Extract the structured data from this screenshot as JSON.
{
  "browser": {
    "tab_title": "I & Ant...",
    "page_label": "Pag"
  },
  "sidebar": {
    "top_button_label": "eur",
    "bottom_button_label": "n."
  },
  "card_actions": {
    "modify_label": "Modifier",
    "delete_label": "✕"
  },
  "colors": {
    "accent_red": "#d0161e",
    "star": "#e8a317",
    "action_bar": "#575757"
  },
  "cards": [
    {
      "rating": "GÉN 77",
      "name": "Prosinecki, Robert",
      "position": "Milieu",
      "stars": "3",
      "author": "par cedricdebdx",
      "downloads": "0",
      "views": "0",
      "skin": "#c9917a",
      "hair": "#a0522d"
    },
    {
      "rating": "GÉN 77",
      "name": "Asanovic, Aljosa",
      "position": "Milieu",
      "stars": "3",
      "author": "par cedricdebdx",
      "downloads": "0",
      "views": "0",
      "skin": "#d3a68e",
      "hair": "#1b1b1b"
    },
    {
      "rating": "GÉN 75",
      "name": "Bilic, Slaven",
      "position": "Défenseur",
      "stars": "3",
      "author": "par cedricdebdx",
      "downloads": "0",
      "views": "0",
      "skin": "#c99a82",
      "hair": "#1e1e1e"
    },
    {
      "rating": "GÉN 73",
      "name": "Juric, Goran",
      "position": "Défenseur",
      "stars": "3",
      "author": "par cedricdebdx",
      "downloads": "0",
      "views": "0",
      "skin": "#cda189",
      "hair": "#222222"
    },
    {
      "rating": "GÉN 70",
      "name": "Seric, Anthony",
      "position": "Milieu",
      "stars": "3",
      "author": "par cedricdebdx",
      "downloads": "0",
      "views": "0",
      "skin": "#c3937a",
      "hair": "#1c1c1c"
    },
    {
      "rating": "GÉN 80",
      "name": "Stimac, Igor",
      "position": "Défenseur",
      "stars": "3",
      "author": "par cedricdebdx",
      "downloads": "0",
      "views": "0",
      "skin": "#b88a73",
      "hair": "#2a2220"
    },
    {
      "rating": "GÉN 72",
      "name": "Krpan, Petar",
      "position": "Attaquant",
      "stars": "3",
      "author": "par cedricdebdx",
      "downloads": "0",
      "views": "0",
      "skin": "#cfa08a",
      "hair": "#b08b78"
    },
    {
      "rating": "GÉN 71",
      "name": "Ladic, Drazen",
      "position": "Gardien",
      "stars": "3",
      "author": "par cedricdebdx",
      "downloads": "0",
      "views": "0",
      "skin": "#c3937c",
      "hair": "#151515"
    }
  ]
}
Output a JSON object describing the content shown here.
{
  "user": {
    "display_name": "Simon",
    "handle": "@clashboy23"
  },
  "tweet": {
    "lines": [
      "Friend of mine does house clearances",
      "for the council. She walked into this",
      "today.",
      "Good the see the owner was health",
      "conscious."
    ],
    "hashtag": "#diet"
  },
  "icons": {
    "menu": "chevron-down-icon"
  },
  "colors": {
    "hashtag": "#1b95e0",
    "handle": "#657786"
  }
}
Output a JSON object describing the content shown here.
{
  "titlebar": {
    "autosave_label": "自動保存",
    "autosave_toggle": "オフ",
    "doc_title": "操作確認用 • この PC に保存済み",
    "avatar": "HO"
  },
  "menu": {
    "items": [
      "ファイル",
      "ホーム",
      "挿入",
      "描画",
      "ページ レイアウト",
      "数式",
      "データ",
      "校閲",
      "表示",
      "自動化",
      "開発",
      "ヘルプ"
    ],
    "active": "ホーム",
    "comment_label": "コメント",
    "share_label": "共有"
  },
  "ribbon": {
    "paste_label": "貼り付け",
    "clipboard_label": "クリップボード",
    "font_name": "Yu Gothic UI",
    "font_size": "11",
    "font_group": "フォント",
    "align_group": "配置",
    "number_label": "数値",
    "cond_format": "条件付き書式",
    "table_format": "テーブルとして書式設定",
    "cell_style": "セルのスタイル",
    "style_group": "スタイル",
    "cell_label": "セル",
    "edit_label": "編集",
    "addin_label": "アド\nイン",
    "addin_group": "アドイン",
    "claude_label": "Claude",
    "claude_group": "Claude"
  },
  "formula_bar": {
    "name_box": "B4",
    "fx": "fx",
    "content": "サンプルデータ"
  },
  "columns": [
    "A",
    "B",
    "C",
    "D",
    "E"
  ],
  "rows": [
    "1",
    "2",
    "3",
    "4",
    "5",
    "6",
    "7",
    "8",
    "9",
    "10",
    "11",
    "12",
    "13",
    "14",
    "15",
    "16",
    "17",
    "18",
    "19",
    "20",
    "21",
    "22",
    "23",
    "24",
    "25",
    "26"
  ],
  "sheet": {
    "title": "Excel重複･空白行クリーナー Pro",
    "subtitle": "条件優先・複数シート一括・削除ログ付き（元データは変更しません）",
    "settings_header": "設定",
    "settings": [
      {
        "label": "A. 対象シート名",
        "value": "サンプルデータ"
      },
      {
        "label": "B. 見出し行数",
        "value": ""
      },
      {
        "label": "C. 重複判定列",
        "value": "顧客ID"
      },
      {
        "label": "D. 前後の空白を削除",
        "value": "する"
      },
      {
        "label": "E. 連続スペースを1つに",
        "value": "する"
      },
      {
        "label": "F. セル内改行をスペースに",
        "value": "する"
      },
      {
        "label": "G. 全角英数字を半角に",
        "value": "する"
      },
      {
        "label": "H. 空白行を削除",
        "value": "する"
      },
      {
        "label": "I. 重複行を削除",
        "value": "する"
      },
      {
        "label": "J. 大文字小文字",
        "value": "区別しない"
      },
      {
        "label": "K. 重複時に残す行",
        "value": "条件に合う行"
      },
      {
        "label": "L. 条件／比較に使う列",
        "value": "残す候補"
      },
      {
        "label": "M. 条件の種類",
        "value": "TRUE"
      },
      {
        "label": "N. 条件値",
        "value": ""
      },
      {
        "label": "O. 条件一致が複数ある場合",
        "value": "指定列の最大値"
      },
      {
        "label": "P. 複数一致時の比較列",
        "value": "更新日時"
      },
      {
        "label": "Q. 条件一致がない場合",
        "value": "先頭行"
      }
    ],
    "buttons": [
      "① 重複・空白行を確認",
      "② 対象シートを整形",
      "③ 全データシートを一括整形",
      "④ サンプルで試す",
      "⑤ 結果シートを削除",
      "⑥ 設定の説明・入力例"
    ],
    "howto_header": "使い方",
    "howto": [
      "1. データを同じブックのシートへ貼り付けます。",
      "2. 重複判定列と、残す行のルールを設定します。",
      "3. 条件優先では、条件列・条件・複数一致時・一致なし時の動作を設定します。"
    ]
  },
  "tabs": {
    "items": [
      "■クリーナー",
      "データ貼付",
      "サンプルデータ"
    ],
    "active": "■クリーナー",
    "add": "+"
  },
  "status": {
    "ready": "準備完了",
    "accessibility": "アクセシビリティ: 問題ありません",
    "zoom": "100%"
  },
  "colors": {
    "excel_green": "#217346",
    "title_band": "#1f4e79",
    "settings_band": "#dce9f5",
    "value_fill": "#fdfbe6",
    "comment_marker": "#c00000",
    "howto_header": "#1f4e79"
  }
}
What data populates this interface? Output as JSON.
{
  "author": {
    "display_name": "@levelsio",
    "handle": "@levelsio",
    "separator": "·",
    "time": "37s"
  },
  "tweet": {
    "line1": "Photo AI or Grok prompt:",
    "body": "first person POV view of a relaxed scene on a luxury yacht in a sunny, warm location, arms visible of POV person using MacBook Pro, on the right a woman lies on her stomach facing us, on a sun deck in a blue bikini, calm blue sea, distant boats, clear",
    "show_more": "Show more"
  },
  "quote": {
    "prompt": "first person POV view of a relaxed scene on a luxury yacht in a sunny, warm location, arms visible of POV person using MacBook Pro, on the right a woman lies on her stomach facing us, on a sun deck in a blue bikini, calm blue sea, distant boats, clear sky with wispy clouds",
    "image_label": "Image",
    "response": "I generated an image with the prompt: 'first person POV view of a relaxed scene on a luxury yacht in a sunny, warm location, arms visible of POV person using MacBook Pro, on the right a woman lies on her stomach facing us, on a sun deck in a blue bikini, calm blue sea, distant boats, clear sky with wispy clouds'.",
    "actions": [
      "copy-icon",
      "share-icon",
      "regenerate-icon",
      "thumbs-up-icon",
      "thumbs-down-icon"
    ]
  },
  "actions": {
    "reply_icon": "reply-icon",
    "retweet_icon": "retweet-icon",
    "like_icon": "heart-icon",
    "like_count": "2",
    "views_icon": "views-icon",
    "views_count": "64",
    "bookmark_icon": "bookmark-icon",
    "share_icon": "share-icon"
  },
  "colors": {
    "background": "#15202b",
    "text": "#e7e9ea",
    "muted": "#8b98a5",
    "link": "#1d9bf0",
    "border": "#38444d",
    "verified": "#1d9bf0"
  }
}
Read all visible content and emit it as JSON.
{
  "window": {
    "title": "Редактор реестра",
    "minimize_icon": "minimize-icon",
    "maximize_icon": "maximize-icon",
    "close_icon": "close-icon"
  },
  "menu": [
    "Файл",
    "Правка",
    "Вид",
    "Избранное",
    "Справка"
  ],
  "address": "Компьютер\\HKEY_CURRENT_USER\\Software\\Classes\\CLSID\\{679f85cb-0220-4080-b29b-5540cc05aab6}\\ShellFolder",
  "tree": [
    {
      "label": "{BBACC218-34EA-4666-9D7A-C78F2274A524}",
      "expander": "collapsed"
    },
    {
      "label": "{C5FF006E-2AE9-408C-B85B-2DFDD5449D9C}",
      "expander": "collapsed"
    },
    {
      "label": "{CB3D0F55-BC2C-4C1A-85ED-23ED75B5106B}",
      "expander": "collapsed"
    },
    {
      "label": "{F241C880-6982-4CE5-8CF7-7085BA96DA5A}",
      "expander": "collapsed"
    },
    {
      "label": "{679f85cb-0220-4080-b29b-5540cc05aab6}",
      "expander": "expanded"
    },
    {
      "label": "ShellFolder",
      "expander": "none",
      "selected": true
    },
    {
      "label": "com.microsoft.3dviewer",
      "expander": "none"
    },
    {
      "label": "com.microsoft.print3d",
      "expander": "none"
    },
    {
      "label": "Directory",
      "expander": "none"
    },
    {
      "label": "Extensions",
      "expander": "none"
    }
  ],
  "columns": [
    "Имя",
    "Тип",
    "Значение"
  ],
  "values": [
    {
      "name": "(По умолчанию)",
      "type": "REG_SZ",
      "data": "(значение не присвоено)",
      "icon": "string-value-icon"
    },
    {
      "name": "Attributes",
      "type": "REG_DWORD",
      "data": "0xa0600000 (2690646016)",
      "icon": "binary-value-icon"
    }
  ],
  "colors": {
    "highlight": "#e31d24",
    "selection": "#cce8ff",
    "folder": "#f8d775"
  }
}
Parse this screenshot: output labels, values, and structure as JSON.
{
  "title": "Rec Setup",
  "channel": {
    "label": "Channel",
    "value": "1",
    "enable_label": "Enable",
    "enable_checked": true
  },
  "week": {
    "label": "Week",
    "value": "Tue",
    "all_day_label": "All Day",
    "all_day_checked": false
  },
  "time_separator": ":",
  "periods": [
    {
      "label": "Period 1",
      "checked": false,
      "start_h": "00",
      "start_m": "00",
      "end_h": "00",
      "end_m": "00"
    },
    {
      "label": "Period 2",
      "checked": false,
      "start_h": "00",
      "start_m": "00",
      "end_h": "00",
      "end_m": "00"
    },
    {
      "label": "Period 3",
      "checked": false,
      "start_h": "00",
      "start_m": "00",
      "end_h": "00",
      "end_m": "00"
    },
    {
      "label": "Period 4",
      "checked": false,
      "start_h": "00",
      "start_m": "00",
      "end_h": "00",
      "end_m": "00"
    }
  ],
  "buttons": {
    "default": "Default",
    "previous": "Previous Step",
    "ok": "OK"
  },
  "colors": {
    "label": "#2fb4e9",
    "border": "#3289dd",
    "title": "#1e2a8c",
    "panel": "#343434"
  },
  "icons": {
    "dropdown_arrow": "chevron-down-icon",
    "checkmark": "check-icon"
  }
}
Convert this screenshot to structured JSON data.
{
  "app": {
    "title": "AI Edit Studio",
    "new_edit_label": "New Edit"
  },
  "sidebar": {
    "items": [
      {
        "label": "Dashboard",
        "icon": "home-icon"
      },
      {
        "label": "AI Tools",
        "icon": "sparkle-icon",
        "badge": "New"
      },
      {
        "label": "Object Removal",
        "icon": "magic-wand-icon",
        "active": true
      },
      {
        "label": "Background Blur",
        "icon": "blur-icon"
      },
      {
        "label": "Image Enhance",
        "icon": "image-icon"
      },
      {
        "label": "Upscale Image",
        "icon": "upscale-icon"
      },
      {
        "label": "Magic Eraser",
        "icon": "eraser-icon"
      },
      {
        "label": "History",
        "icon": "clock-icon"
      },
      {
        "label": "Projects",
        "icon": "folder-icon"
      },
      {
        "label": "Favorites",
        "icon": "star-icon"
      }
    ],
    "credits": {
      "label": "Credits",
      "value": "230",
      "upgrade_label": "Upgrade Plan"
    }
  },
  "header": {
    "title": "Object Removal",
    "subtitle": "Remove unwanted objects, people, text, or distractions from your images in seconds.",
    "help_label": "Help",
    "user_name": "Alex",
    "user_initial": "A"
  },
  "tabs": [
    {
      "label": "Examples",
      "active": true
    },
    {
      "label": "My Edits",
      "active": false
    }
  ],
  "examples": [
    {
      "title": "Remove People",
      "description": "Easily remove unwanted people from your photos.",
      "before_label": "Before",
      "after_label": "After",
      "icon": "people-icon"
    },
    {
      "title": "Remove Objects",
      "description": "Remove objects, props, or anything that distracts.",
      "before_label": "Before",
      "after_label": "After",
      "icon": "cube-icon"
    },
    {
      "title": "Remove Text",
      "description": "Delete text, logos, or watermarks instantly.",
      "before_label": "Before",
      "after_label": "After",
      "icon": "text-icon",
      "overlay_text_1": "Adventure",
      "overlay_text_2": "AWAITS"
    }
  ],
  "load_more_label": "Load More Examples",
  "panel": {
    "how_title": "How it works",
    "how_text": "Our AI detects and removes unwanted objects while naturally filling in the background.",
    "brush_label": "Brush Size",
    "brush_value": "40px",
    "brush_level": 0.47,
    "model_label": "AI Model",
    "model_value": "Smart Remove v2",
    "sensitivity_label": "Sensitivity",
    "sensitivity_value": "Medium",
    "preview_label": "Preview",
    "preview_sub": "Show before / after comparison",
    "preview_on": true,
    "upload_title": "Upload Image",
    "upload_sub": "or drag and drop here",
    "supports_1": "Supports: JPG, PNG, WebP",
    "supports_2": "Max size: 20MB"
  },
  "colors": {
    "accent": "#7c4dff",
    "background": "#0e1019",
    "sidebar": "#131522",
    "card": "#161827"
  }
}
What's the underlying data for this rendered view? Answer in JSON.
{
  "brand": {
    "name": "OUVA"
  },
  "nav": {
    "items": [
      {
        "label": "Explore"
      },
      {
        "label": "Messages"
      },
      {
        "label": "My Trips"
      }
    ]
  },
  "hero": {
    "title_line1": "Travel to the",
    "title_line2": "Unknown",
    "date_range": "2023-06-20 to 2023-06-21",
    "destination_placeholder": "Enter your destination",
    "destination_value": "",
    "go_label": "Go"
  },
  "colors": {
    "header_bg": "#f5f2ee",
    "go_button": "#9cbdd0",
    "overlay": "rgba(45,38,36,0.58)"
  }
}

*Goal of the exercise*
Show the lines of the records that include the string "Removal".

*Exercise answer*
        "label": "Object Removal",
    "title": "Object Removal",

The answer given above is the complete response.